#### WHAT THE EXERCISE ASKS:
Write out the entries below once more, exactly, with the pictures left out.
- - -
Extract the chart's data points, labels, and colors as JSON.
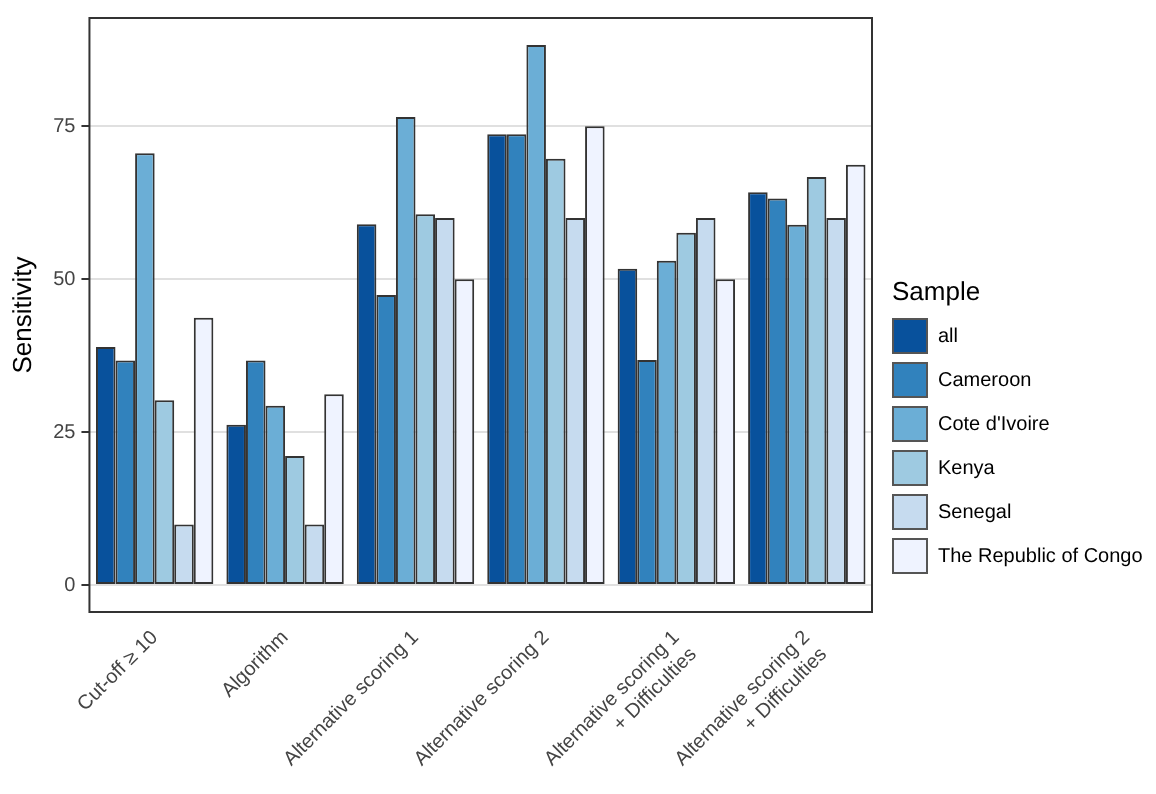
{
  "chart_data": {
    "type": "bar",
    "ylabel": "Sensitivity",
    "legend_title": "Sample",
    "categories": [
      "Cut-off ≥ 10",
      "Algorithm",
      "Alternative scoring 1",
      "Alternative scoring 2",
      "Alternative scoring 1\n+ Difficulties",
      "Alternative scoring 2\n+ Difficulties"
    ],
    "series": [
      {
        "name": "all",
        "color": "#08519c",
        "values": [
          38.9,
          26.2,
          59,
          73.7,
          51.7,
          64.2
        ]
      },
      {
        "name": "Cameroon",
        "color": "#3182bd",
        "values": [
          36.7,
          36.7,
          47.4,
          73.7,
          36.8,
          63.2
        ]
      },
      {
        "name": "Cote d'Ivoire",
        "color": "#6baed6",
        "values": [
          70.6,
          29.3,
          76.5,
          88.3,
          53,
          58.9
        ]
      },
      {
        "name": "Kenya",
        "color": "#9ecae1",
        "values": [
          30.2,
          21.1,
          60.6,
          69.7,
          57.6,
          66.7
        ]
      },
      {
        "name": "Senegal",
        "color": "#c6dbef",
        "values": [
          9.9,
          9.9,
          60,
          60,
          60,
          60
        ]
      },
      {
        "name": "The Republic of Congo",
        "color": "#eff3ff",
        "values": [
          43.7,
          31.2,
          50,
          75,
          50,
          68.7
        ]
      }
    ],
    "ylim": [
      -4.4,
      92.7
    ],
    "yticks": [
      0,
      25,
      50,
      75
    ],
    "grid": "y",
    "legend": "right"
  }
}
- - -
#### CORRECT ANSWER:
Extract the chart's data points, labels, and colors as JSON.
{
  "chart_data": {
    "type": "bar",
    "ylabel": "Sensitivity",
    "legend_title": "Sample",
    "categories": [
      "Cut-off ≥ 10",
      "Algorithm",
      "Alternative scoring 1",
      "Alternative scoring 2",
      "Alternative scoring 1\n+ Difficulties",
      "Alternative scoring 2\n+ Difficulties"
    ],
    "series": [
      {
        "name": "all",
        "color": "#08519c",
        "values": [
          38.9,
          26.2,
          59,
          73.7,
          51.7,
          64.2
        ]
      },
      {
        "name": "Cameroon",
        "color": "#3182bd",
        "values": [
          36.7,
          36.7,
          47.4,
          73.7,
          36.8,
          63.2
        ]
      },
      {
        "name": "Cote d'Ivoire",
        "color": "#6baed6",
        "values": [
          70.6,
          29.3,
          76.5,
          88.3,
          53,
          58.9
        ]
      },
      {
        "name": "Kenya",
        "color": "#9ecae1",
        "values": [
          30.2,
          21.1,
          60.6,
          69.7,
          57.6,
          66.7
        ]
      },
      {
        "name": "Senegal",
        "color": "#c6dbef",
        "values": [
          9.9,
          9.9,
          60,
          60,
          60,
          60
        ]
      },
      {
        "name": "The Republic of Congo",
        "color": "#eff3ff",
        "values": [
          43.7,
          31.2,
          50,
          75,
          50,
          68.7
        ]
      }
    ],
    "ylim": [
      -4.4,
      92.7
    ],
    "yticks": [
      0,
      25,
      50,
      75
    ],
    "grid": "y",
    "legend": "right"
  }
}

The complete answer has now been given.